GIVEN RECORDS Start Marker

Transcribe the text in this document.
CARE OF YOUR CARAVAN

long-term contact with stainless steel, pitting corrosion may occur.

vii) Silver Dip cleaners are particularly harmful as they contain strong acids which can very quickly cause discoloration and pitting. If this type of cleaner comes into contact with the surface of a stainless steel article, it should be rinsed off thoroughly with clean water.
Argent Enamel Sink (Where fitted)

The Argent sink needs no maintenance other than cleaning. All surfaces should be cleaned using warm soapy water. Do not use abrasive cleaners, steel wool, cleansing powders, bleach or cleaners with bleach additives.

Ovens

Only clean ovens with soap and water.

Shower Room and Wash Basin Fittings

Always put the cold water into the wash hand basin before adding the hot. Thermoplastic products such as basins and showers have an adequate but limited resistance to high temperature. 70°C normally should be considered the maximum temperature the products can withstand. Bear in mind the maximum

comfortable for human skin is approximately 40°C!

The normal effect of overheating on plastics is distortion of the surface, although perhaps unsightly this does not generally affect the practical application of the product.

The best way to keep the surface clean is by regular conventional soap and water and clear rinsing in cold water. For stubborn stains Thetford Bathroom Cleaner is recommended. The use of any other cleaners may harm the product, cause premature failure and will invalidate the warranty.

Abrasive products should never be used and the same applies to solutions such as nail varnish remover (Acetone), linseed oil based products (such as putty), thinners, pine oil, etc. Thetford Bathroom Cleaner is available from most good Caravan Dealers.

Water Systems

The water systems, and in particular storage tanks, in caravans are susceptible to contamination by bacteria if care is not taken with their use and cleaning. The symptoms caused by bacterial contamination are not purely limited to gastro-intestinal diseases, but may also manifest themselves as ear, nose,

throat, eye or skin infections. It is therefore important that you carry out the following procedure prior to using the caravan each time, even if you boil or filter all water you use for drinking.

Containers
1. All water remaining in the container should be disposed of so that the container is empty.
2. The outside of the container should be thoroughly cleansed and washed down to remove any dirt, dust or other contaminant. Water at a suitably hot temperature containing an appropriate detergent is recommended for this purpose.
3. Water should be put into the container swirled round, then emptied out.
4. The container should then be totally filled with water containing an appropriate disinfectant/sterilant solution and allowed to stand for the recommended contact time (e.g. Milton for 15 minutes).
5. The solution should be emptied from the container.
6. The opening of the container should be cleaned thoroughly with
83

GIVEN RECORDS End Marker

■ INSTRUCTIONS TO FOLLOW
The lines to copy are those above that contain "skin".

■ SOLUTION FOR THIS TASK
comfortable for human skin is approximately 40°C!
throat, eye or skin infections. It is therefore important that you carry out the following procedure prior to using the caravan each time, even if you boil or filter all water you use for drinking.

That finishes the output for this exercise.